Goal of the exercise:
Transcribe the entries exactly; images are not part of the copy.

Records for this task:
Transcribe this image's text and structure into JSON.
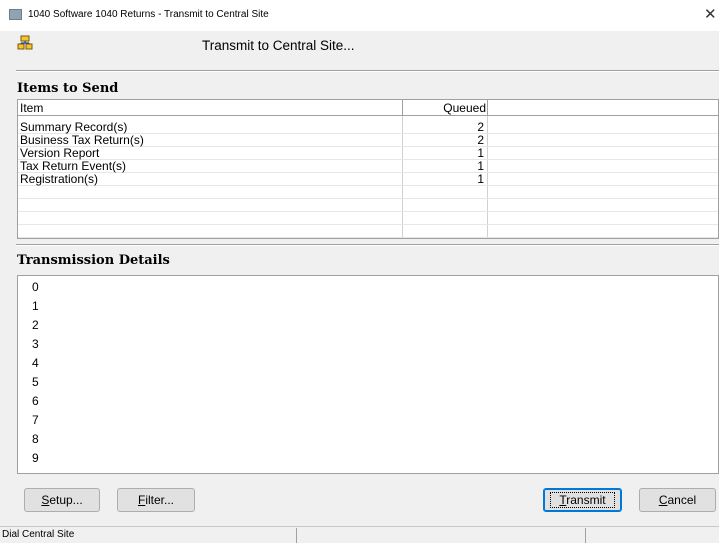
{
  "window": {
    "title": "1040 Software 1040 Returns - Transmit to Central Site",
    "close_glyph": "✕"
  },
  "header": {
    "icon": "transmit-network-icon",
    "text": "Transmit to Central Site..."
  },
  "items_section": {
    "title": "Items to Send",
    "columns": [
      "Item",
      "Queued"
    ],
    "rows": [
      {
        "item": "Summary Record(s)",
        "queued": "2"
      },
      {
        "item": "Business Tax Return(s)",
        "queued": "2"
      },
      {
        "item": "Version Report",
        "queued": "1"
      },
      {
        "item": "Tax Return Event(s)",
        "queued": "1"
      },
      {
        "item": "Registration(s)",
        "queued": "1"
      }
    ]
  },
  "details_section": {
    "title": "Transmission Details",
    "lines": [
      "0",
      "1",
      "2",
      "3",
      "4",
      "5",
      "6",
      "7",
      "8",
      "9"
    ]
  },
  "buttons": {
    "setup": {
      "pre": "",
      "mnemonic": "S",
      "post": "etup..."
    },
    "filter": {
      "pre": "",
      "mnemonic": "F",
      "post": "ilter..."
    },
    "transmit": {
      "pre": "",
      "mnemonic": "T",
      "post": "ransmit"
    },
    "cancel": {
      "pre": "",
      "mnemonic": "C",
      "post": "ancel"
    }
  },
  "status": {
    "text": "Dial Central Site"
  }
}
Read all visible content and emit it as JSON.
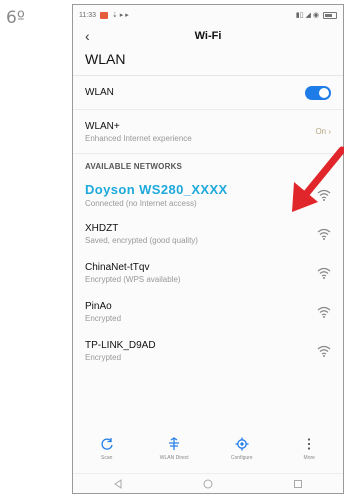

Full solution:
Transcribe this image's text and structure into JSON.
{
  "window": {
    "title": "1040 Software 1040 Returns - Transmit to Central Site",
    "close_glyph": "✕"
  },
  "header": {
    "icon": "transmit-network-icon",
    "text": "Transmit to Central Site..."
  },
  "items_section": {
    "title": "Items to Send",
    "columns": [
      "Item",
      "Queued"
    ],
    "rows": [
      {
        "item": "Summary Record(s)",
        "queued": "2"
      },
      {
        "item": "Business Tax Return(s)",
        "queued": "2"
      },
      {
        "item": "Version Report",
        "queued": "1"
      },
      {
        "item": "Tax Return Event(s)",
        "queued": "1"
      },
      {
        "item": "Registration(s)",
        "queued": "1"
      }
    ]
  },
  "details_section": {
    "title": "Transmission Details",
    "lines": [
      "0",
      "1",
      "2",
      "3",
      "4",
      "5",
      "6",
      "7",
      "8",
      "9"
    ]
  },
  "buttons": {
    "setup": {
      "pre": "",
      "mnemonic": "S",
      "post": "etup..."
    },
    "filter": {
      "pre": "",
      "mnemonic": "F",
      "post": "ilter..."
    },
    "transmit": {
      "pre": "",
      "mnemonic": "T",
      "post": "ransmit"
    },
    "cancel": {
      "pre": "",
      "mnemonic": "C",
      "post": "ancel"
    }
  },
  "status": {
    "text": "Dial Central Site"
  }
}
Read all visible content and emit it as JSON.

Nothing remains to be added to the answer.